%%
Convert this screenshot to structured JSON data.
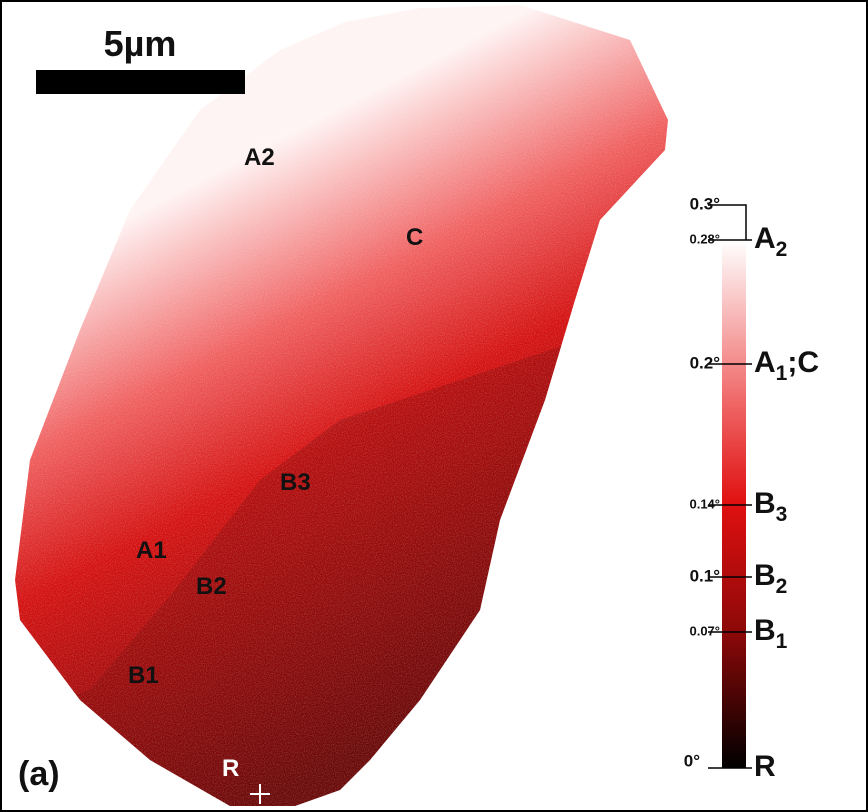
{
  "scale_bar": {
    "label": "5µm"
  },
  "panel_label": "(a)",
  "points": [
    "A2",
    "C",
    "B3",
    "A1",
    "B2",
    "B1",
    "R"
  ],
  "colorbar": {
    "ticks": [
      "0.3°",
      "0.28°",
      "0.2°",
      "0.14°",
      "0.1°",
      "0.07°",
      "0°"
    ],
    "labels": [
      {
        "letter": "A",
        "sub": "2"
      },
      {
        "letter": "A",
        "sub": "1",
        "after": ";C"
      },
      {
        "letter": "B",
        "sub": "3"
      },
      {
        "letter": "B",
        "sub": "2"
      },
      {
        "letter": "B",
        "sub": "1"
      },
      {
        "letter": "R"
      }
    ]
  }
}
%%
%%
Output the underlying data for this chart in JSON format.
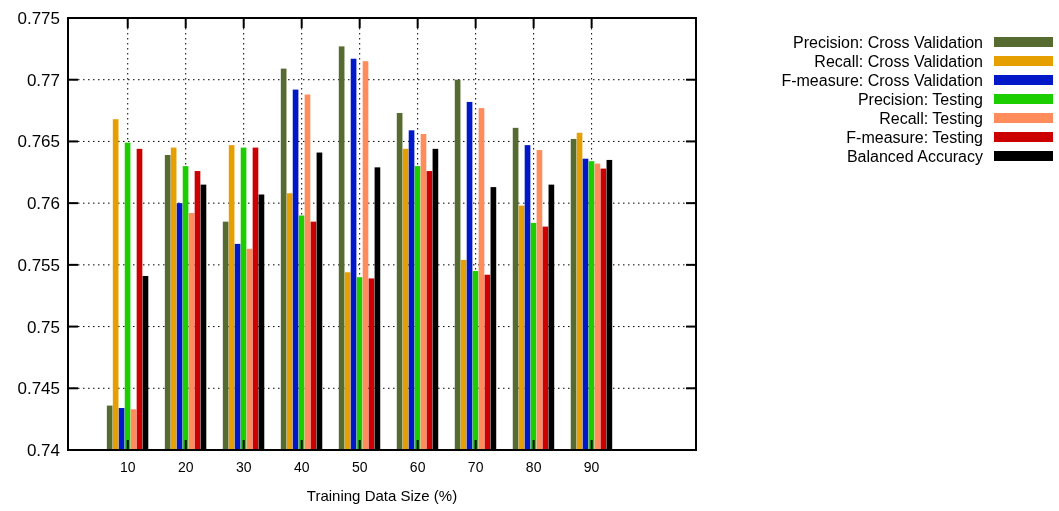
%%
%%
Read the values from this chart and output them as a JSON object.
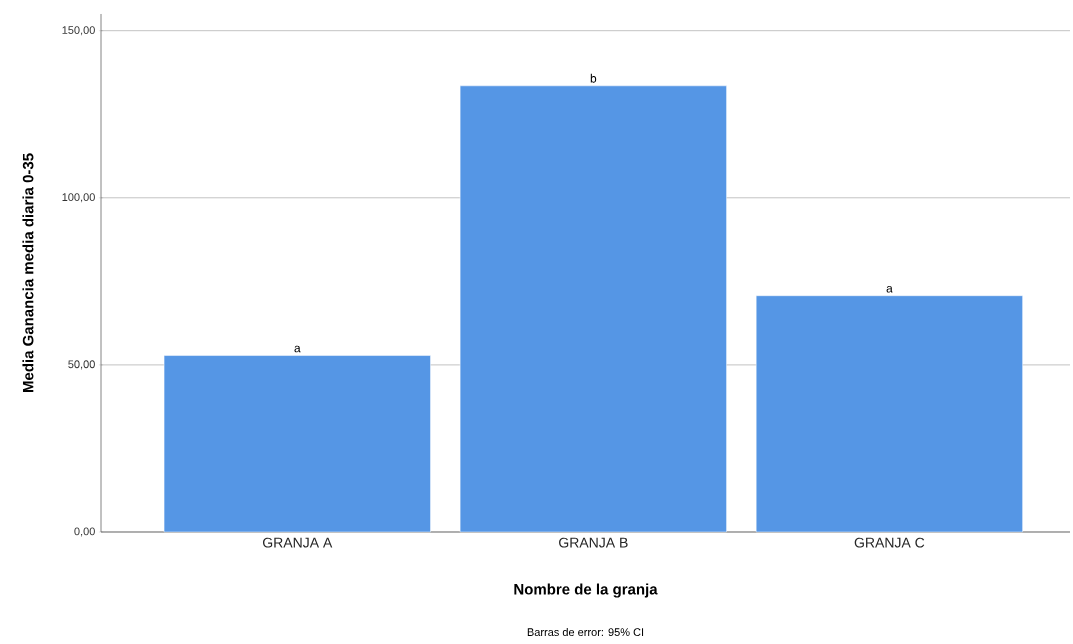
%%
**Direction**
Extract, from the listing above, every line where the string "chart" occurs.

**Answer**
Output the underlying data for this chart in JSON format.
Read the values from this chart and output them as a JSON object.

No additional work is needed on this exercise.